[Short exercise]: From the material below, list every line containing "Settings".

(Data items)
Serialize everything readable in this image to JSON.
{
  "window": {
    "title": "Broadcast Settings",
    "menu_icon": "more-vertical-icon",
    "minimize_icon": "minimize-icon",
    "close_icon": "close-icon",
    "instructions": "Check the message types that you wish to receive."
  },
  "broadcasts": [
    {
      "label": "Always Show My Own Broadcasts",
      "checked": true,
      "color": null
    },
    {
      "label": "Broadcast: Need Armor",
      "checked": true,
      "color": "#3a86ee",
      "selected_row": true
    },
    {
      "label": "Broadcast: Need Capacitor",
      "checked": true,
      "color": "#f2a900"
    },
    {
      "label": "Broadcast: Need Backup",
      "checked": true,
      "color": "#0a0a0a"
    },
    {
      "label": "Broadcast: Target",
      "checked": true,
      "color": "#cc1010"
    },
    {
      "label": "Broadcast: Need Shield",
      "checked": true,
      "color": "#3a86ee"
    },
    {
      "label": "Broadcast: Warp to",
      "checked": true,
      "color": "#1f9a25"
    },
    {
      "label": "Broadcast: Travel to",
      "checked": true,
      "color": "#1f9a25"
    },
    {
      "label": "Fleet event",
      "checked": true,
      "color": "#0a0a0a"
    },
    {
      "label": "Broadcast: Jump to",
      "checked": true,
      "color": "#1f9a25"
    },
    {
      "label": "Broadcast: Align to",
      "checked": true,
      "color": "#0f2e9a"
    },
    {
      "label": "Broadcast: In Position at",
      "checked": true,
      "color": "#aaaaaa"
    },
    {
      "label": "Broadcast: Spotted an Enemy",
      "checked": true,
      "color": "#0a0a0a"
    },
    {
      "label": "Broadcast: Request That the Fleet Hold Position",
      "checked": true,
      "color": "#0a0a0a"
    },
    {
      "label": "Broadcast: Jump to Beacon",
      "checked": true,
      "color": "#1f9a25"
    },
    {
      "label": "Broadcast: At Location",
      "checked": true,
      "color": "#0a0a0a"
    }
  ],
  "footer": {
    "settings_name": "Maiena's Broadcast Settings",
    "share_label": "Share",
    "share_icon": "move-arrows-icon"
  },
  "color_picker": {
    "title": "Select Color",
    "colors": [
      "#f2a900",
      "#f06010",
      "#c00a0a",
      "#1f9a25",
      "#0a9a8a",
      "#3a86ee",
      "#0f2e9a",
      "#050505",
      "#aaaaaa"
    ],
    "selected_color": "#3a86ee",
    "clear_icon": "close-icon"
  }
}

[Answer below]:
    "title": "Broadcast Settings",
    "settings_name": "Maiena's Broadcast Settings",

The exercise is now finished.